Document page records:
▽
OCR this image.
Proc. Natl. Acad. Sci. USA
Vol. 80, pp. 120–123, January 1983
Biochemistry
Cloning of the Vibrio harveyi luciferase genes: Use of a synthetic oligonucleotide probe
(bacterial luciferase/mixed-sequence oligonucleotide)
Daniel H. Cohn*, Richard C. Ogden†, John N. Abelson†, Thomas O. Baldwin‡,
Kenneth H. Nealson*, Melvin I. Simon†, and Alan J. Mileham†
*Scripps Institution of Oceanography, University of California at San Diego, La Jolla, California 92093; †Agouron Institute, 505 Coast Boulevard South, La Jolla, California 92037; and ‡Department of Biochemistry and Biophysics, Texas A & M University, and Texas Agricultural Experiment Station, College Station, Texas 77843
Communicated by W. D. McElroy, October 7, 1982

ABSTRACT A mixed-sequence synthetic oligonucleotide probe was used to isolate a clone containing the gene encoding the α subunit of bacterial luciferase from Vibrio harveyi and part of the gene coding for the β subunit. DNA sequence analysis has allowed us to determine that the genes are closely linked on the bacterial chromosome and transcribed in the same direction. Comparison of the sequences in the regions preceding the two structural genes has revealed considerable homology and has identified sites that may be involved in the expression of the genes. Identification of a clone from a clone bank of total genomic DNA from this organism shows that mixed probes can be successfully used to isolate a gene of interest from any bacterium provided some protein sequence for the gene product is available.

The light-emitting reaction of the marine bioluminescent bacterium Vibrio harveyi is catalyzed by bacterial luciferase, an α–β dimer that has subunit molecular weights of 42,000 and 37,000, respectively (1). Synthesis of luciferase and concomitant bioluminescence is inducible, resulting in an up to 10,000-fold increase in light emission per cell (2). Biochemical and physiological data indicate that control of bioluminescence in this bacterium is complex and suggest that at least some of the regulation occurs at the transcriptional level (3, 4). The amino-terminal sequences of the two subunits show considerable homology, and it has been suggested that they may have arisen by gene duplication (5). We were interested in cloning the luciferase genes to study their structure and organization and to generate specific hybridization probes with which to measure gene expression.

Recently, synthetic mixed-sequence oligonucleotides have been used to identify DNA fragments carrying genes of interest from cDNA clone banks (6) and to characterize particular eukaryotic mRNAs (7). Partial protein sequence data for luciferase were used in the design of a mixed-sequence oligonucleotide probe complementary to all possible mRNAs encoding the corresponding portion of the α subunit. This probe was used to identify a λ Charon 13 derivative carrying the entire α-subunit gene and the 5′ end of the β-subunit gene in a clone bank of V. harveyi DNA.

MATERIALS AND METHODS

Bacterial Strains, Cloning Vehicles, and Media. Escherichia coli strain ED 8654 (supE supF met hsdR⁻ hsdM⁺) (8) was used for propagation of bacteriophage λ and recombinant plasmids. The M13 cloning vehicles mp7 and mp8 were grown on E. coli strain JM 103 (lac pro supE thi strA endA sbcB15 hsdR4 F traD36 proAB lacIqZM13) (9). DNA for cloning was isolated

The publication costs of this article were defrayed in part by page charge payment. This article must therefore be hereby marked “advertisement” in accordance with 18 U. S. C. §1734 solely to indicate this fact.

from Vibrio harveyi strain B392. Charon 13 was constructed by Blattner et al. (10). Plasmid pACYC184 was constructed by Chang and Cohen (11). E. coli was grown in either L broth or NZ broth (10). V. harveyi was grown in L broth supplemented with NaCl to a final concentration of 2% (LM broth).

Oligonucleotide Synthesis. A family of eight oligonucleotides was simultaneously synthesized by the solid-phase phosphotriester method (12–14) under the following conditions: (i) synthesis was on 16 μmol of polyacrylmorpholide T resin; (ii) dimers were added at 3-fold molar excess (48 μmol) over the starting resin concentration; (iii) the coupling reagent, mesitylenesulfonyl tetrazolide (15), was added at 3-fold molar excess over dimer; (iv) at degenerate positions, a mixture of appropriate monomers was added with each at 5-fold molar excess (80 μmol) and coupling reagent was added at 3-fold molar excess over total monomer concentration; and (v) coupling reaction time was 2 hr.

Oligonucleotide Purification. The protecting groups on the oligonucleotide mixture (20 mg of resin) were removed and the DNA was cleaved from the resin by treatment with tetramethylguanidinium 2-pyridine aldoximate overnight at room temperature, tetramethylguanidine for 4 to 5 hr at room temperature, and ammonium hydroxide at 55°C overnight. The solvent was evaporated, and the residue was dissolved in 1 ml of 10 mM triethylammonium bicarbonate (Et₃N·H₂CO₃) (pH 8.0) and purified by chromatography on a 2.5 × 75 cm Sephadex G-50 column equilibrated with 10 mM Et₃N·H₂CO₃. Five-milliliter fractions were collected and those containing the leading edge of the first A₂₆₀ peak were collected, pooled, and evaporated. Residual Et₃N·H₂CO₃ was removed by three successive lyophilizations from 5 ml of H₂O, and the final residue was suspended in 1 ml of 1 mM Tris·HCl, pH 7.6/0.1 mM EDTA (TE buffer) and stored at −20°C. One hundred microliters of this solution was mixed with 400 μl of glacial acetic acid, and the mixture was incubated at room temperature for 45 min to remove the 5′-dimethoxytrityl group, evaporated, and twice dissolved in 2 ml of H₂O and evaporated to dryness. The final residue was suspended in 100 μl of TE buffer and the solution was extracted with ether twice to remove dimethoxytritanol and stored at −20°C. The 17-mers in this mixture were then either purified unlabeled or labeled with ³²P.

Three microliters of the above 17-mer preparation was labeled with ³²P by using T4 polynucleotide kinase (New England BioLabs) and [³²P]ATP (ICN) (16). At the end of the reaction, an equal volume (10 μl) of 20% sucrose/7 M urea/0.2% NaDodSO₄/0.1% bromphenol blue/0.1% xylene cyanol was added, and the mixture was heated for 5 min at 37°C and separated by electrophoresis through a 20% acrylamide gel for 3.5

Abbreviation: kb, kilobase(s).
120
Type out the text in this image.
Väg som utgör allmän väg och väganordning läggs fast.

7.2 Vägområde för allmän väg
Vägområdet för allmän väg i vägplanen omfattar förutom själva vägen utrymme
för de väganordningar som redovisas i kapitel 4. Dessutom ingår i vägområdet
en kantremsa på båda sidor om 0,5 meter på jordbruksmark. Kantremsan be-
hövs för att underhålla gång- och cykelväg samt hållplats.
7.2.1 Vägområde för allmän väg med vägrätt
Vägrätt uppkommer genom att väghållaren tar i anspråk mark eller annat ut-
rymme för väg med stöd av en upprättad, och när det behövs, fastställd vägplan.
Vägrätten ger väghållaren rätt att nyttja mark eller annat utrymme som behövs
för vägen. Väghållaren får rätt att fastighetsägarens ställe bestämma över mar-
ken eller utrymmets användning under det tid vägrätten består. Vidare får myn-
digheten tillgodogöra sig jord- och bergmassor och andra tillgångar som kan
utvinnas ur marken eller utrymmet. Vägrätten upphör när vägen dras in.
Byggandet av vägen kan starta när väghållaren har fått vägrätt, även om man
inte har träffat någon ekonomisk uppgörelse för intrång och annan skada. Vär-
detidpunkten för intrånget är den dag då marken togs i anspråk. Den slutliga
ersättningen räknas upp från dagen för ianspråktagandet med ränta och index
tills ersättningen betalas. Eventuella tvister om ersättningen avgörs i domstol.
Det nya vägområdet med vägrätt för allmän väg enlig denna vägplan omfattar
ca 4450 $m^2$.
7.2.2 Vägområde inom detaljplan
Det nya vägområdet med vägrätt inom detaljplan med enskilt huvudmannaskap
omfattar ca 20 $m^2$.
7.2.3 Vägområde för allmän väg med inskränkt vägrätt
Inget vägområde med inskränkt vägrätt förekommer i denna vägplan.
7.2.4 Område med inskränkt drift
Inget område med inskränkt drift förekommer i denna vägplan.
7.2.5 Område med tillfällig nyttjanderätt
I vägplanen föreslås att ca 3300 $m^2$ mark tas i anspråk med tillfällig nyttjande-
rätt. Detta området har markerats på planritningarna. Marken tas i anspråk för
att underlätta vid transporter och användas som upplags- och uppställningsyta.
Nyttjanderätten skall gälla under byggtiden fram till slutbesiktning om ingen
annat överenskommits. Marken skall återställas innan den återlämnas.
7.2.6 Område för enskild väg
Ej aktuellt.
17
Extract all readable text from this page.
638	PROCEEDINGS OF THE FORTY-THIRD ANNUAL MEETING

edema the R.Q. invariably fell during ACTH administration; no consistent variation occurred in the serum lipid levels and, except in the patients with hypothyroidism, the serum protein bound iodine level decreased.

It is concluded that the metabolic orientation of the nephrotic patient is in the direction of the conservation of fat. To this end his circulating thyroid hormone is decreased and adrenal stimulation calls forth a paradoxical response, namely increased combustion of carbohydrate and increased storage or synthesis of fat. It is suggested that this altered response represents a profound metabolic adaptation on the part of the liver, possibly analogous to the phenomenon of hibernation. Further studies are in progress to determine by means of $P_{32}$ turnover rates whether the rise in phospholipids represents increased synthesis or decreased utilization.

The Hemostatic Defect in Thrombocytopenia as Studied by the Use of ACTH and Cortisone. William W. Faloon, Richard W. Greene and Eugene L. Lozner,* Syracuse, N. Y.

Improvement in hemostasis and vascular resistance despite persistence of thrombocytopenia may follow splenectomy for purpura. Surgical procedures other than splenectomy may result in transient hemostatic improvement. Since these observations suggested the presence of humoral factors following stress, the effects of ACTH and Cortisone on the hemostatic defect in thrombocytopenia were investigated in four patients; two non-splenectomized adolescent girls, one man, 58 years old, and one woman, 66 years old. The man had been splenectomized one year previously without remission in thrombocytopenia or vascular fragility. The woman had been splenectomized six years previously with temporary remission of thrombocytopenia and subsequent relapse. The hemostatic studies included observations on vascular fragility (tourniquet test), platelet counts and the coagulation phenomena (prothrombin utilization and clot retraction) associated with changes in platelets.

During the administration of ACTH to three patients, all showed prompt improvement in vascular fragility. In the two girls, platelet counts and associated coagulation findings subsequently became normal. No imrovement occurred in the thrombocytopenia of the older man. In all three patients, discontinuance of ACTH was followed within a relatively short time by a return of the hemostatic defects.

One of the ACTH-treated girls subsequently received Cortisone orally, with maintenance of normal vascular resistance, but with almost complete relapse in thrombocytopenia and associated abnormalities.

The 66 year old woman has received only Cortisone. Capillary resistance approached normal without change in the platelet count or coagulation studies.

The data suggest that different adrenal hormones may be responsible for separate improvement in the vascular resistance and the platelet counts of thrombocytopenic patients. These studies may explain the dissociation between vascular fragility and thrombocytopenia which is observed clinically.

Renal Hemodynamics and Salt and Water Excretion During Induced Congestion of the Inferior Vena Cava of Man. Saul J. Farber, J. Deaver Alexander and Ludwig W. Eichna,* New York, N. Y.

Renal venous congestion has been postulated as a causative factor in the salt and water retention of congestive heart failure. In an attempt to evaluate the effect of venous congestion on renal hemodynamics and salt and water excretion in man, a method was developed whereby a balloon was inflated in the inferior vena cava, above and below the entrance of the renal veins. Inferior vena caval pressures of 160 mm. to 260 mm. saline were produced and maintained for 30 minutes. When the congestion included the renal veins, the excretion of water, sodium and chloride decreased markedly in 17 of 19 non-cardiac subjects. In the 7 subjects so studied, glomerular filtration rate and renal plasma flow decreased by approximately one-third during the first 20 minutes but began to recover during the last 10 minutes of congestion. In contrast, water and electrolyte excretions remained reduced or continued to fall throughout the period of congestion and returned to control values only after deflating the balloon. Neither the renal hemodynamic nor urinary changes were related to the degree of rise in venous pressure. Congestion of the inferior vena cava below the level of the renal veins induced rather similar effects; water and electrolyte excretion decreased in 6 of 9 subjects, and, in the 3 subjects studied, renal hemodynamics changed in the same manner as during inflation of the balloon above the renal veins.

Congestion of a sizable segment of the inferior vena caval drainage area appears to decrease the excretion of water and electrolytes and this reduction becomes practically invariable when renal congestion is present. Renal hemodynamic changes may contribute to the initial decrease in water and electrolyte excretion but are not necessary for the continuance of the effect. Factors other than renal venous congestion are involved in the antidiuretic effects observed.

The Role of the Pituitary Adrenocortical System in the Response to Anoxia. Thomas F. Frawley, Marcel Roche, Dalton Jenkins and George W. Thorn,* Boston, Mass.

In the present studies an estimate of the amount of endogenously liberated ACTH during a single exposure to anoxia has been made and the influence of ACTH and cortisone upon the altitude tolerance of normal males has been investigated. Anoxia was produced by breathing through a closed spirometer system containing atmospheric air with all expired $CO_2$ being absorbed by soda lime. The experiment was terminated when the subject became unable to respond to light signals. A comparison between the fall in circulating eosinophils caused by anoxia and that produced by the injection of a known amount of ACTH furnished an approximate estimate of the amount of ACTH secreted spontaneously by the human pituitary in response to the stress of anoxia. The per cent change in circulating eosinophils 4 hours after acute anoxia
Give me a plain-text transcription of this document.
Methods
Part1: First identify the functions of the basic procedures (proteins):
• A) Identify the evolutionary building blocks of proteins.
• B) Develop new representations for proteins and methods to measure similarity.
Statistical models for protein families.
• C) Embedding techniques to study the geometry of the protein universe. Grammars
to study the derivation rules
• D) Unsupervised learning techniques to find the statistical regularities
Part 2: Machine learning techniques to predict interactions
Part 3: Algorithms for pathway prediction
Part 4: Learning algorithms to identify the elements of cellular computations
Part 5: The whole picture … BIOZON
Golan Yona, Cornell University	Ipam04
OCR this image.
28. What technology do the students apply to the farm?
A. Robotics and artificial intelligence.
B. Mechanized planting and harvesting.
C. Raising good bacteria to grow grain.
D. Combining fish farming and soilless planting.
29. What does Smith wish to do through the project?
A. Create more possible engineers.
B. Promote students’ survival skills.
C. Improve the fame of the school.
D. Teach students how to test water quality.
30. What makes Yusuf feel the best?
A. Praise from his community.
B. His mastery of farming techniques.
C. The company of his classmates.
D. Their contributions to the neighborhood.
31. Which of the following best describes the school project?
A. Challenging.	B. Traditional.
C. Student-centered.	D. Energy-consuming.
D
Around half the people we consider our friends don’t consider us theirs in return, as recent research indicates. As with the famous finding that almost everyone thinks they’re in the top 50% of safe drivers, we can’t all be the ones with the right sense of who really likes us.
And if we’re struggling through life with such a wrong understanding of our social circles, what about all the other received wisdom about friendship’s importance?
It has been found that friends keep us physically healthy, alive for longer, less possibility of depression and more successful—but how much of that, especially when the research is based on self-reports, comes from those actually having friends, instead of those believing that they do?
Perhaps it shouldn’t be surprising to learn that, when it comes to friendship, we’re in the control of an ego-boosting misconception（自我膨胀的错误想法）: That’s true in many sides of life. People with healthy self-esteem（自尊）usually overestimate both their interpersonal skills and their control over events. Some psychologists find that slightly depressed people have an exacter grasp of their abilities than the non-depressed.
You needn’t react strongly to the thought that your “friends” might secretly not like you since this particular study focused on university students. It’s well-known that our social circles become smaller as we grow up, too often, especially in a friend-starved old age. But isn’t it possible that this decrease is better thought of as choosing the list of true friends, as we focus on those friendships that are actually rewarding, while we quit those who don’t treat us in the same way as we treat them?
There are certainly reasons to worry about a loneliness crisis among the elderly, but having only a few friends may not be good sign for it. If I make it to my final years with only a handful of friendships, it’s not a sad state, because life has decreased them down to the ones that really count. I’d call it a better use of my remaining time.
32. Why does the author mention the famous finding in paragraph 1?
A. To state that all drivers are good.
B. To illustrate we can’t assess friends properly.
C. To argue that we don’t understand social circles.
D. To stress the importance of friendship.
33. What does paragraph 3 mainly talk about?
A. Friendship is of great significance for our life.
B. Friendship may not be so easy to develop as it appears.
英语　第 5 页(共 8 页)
△
* _PROBLEM DETAILS_
In the records, locate each line holding the string "better" and copy it.

* _ANSWER_
You needn’t react strongly to the thought that your “friends” might secretly not like you since this particular study focused on university students. It’s well-known that our social circles become smaller as we grow up, too often, especially in a friend-starved old age. But isn’t it possible that this decrease is better thought of as choosing the list of true friends, as we focus on those friendships that are actually rewarding, while we quit those who don’t treat us in the same way as we treat them?
There are certainly reasons to worry about a loneliness crisis among the elderly, but having only a few friends may not be good sign for it. If I make it to my final years with only a handful of friendships, it’s not a sad state, because life has decreased them down to the ones that really count. I’d call it a better use of my remaining time.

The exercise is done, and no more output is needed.